Tasks.
A: Write out the passage from the article on the Hukbalahap word for word, beginning at the words "After the Japanese" and stopping after "of the Philippines.".
B: Give the records again line for line, starting at their first line and ending after the line that contains "1480, 1852, 1614]".

Given passage.
====
Tuesday, May 17, 2011

Retooling the mind



During the Japanese occupation of the Philippines, a popular army created on March 29, 1942 by the local Communist Party, fought arm-in-arm with other Filipino soldiers, guerrillas and American forces in overthrowing the mighty Japanese army. The army was called Hukbalahap, an acronym in Tagalog for “Hukbo ng Bayan Laban sa Hapon” (People’s Army Against the Japanese).

After the Japanese surrendered in September 1945, the Hukbalahap was prevailed upon by the U.S.-backed Philippine government to disband and surrender its arms in exchange for promised democratic agrarian reforms. Later, during the elections for Congress, Luis Taruc, the leader of the Hukbalahap, and seven of his colleagues were elected but were prevented from taking their office and driven back to the hills to continue their armed struggle. Taruc and his group opposed the parity rights amendment that the United States wanted to insert in the Constitution, an amendment that would grant United States citizens the right to dispose and utilize of Philippine natural resources after the liberation of the Philippines.
The end of hostilities during the Japanese war. Photo courtesy of m46 pershing pro,
The promise of democratic reforms was obviously integral to the systematic design of disengaging the Filipino rebels during that period from the idea of violence, or any aspiration of an armed revolution to pursue their political and economic goals. This process of disengagement goes on to the present time as the New People’s Army, the successor to the Hukbalahap, and Muslim secessionist groups in Southern Philippines continue their struggle for self-autonomy and meaningful democratic reforms.
 
In other wars, we see a transformation to a battle for the minds and hearts of the local people after the armed hostilities are over, as what happened in Vietnam, Iraq and Afghanistan. The Canadian military is in Afghanistan as part of its commitment to its NATO allies in reconstruction and peace-building initiatives. While the United States has detained many suspected members of al-Qaeda and known Jihadists in Guantanamo, U.S. prison officials constantly provide their inmates with educational materials that would help the prisoners wean their minds away from violence and acts of terrorism. Indeed, this has become the secular counterpart of religious instruction emphasizing peaceful means as opposed to violence in achieving society’s goals; it is now more popularly called deradicalization.
====
Data shown.
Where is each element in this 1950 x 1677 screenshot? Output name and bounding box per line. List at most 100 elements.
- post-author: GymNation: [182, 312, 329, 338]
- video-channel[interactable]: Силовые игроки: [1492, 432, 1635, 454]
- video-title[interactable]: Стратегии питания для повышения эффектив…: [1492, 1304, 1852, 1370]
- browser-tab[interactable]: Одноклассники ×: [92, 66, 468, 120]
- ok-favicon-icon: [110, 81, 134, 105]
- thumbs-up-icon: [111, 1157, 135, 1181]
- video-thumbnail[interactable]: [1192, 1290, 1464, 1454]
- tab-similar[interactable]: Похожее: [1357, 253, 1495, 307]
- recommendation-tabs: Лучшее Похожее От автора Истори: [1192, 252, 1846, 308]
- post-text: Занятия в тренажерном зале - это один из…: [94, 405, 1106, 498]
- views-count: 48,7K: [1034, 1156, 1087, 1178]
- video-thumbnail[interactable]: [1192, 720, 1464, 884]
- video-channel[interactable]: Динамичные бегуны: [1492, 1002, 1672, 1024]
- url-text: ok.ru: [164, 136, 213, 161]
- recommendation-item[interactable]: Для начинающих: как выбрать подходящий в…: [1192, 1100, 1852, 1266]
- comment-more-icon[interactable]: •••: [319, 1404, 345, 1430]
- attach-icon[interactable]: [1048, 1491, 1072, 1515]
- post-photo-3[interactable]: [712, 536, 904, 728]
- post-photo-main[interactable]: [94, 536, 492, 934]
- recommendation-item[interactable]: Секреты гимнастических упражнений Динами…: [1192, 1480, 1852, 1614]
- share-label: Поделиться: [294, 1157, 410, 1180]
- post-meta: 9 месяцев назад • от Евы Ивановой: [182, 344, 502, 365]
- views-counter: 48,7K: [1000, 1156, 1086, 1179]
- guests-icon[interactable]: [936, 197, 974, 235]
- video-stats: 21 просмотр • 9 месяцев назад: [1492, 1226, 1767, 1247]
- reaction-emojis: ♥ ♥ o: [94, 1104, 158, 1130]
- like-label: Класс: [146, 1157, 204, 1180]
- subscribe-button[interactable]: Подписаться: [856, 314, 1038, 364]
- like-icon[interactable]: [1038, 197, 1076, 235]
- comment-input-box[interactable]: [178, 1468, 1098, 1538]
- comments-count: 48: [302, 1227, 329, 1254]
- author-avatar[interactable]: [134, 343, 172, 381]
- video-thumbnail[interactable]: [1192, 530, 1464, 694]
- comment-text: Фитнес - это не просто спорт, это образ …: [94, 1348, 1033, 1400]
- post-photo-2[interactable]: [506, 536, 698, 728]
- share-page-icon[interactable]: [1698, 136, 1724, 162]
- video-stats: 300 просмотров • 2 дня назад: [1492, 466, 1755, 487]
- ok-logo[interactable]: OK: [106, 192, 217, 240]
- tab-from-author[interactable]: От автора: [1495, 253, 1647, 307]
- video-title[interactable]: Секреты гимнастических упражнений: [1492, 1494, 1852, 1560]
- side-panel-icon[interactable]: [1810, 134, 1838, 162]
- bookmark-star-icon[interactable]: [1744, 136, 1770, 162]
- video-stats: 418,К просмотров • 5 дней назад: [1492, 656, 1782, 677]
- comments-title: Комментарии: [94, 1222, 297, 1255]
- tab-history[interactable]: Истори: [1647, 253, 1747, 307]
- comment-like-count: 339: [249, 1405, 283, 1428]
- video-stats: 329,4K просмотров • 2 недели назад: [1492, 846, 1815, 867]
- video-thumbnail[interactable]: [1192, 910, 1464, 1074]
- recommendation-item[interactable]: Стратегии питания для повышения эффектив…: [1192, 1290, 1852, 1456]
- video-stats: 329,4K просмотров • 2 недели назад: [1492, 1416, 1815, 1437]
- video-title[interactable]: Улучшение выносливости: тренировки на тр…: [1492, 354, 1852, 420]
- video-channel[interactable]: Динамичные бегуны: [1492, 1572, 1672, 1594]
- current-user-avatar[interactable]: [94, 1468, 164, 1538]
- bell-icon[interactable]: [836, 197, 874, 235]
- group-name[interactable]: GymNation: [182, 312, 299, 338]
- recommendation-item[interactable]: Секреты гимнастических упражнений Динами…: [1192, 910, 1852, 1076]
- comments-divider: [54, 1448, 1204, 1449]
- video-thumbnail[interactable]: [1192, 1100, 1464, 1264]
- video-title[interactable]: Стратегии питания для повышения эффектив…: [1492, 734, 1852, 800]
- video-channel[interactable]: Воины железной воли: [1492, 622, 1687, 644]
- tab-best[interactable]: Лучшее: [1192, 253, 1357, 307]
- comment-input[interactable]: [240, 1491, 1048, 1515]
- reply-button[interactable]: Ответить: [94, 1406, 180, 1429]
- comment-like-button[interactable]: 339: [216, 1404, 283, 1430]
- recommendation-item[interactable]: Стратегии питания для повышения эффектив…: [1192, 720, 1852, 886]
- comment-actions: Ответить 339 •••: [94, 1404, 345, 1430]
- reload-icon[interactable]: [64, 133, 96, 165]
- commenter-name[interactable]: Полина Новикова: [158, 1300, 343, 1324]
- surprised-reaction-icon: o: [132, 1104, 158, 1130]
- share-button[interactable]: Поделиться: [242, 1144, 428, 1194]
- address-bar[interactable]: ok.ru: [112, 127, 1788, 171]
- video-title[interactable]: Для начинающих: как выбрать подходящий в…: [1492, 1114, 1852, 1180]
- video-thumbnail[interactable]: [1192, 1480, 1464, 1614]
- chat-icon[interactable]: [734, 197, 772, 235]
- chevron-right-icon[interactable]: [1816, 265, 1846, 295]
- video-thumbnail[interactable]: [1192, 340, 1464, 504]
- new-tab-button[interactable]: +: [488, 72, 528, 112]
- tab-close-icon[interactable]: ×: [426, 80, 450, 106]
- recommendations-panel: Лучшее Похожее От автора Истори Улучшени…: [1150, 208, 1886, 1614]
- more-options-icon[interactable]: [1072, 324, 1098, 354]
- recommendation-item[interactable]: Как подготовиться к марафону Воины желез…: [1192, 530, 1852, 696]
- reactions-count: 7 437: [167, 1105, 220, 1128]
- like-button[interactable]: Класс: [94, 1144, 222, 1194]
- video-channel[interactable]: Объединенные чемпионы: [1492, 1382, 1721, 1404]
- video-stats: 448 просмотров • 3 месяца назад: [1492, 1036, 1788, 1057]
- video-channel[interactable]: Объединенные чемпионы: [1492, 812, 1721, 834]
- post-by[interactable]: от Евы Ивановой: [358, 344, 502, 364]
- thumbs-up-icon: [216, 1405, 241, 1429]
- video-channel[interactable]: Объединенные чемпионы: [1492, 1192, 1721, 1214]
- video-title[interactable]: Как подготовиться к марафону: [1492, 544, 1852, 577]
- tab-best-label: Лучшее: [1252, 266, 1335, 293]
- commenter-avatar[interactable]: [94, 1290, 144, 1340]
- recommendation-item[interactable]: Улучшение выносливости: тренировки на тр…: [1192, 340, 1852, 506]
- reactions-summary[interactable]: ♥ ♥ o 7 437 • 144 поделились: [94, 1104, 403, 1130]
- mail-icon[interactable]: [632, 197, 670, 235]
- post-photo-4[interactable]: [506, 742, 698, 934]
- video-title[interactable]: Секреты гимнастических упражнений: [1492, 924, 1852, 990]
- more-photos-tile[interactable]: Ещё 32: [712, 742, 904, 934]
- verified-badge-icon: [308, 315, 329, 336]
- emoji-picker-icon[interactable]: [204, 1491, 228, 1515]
====
Results by task.
A:
After the Japanese surrendered in September 1945, the Hukbalahap was prevailed upon by the U.S.-backed Philippine government to disband and surrender its arms in exchange for promised democratic agrarian reforms. Later, during the elections for Congress, Luis Taruc, the leader of the Hukbalahap, and seven of his colleagues were elected but were prevented from taking their office and driven back to the hills to continue their armed struggle. Taruc and his group opposed the parity rights amendment that the United States wanted to insert in the Constitution, an amendment that would grant United States citizens the right to dispose and utilize of Philippine natural resources after the liberation of the Philippines.

B:
Where is each element in this 1950 x 1677 screenshot? Output name and bounding box per line. List at most 100 elements.
- post-author: GymNation: [182, 312, 329, 338]
- video-channel[interactable]: Силовые игроки: [1492, 432, 1635, 454]
- video-title[interactable]: Стратегии питания для повышения эффектив…: [1492, 1304, 1852, 1370]
- browser-tab[interactable]: Одноклассники ×: [92, 66, 468, 120]
- ok-favicon-icon: [110, 81, 134, 105]
- thumbs-up-icon: [111, 1157, 135, 1181]
- video-thumbnail[interactable]: [1192, 1290, 1464, 1454]
- tab-similar[interactable]: Похожее: [1357, 253, 1495, 307]
- recommendation-tabs: Лучшее Похожее От автора Истори: [1192, 252, 1846, 308]
- post-text: Занятия в тренажерном зале - это один из…: [94, 405, 1106, 498]
- views-count: 48,7K: [1034, 1156, 1087, 1178]
- video-thumbnail[interactable]: [1192, 720, 1464, 884]
- video-channel[interactable]: Динамичные бегуны: [1492, 1002, 1672, 1024]
- url-text: ok.ru: [164, 136, 213, 161]
- recommendation-item[interactable]: Для начинающих: как выбрать подходящий в…: [1192, 1100, 1852, 1266]
- comment-more-icon[interactable]: •••: [319, 1404, 345, 1430]
- attach-icon[interactable]: [1048, 1491, 1072, 1515]
- post-photo-3[interactable]: [712, 536, 904, 728]
- post-photo-main[interactable]: [94, 536, 492, 934]
- recommendation-item[interactable]: Секреты гимнастических упражнений Динами…: [1192, 1480, 1852, 1614]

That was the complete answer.